## BEGIN

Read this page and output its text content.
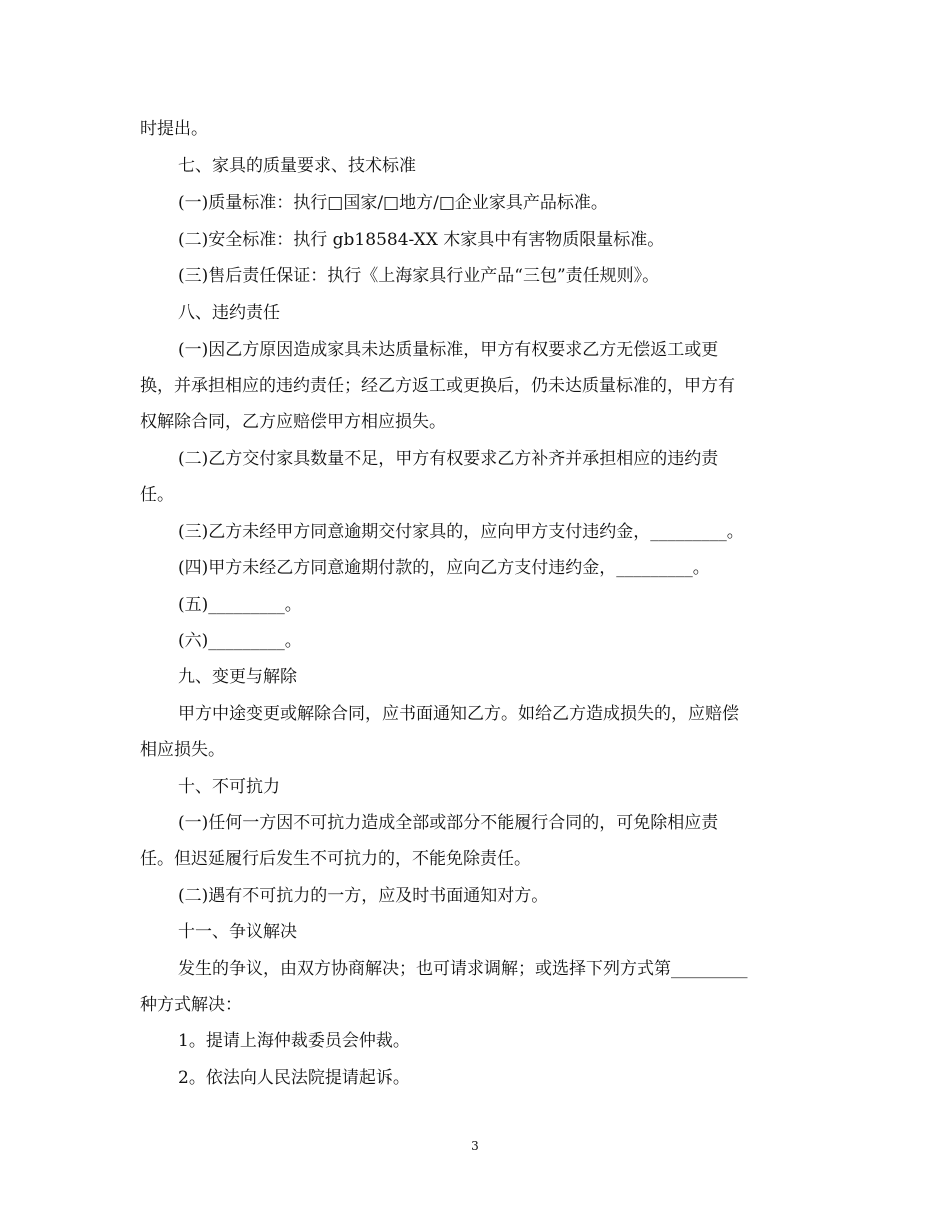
时提出。
七、家具的质量要求、技术标准
(一)质量标准：执行□国家/□地方/□企业家具产品标准。
(二)安全标准：执行 gb18584-XX 木家具中有害物质限量标准。
(三)售后责任保证：执行《上海家具行业产品“三包”责任规则》。
八、违约责任
(一)因乙方原因造成家具未达质量标准，甲方有权要求乙方无偿返工或更
换，并承担相应的违约责任；经乙方返工或更换后，仍未达质量标准的，甲方有
权解除合同，乙方应赔偿甲方相应损失。
(二)乙方交付家具数量不足，甲方有权要求乙方补齐并承担相应的违约责
任。
(三)乙方未经甲方同意逾期交付家具的，应向甲方支付违约金，_________。
(四)甲方未经乙方同意逾期付款的，应向乙方支付违约金，_________。
(五)_________。
(六)_________。
九、变更与解除
甲方中途变更或解除合同，应书面通知乙方。如给乙方造成损失的，应赔偿
相应损失。
十、不可抗力
(一)任何一方因不可抗力造成全部或部分不能履行合同的，可免除相应责
任。但迟延履行后发生不可抗力的，不能免除责任。
(二)遇有不可抗力的一方，应及时书面通知对方。
十一、争议解决
发生的争议，由双方协商解决；也可请求调解；或选择下列方式第_________
种方式解决：
1。提请上海仲裁委员会仲裁。
2。依法向人民法院提请起诉。
3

## END

PROBLEM REQUIREMENTS |
Reproduce every line precisely as given, omitting all pictures.

FINAL RESULT |
Read this page and output its text content.
时提出。
七、家具的质量要求、技术标准
(一)质量标准：执行□国家/□地方/□企业家具产品标准。
(二)安全标准：执行 gb18584-XX 木家具中有害物质限量标准。
(三)售后责任保证：执行《上海家具行业产品“三包”责任规则》。
八、违约责任
(一)因乙方原因造成家具未达质量标准，甲方有权要求乙方无偿返工或更
换，并承担相应的违约责任；经乙方返工或更换后，仍未达质量标准的，甲方有
权解除合同，乙方应赔偿甲方相应损失。
(二)乙方交付家具数量不足，甲方有权要求乙方补齐并承担相应的违约责
任。
(三)乙方未经甲方同意逾期交付家具的，应向甲方支付违约金，_________。
(四)甲方未经乙方同意逾期付款的，应向乙方支付违约金，_________。
(五)_________。
(六)_________。
九、变更与解除
甲方中途变更或解除合同，应书面通知乙方。如给乙方造成损失的，应赔偿
相应损失。
十、不可抗力
(一)任何一方因不可抗力造成全部或部分不能履行合同的，可免除相应责
任。但迟延履行后发生不可抗力的，不能免除责任。
(二)遇有不可抗力的一方，应及时书面通知对方。
十一、争议解决
发生的争议，由双方协商解决；也可请求调解；或选择下列方式第_________
种方式解决：
1。提请上海仲裁委员会仲裁。
2。依法向人民法院提请起诉。
3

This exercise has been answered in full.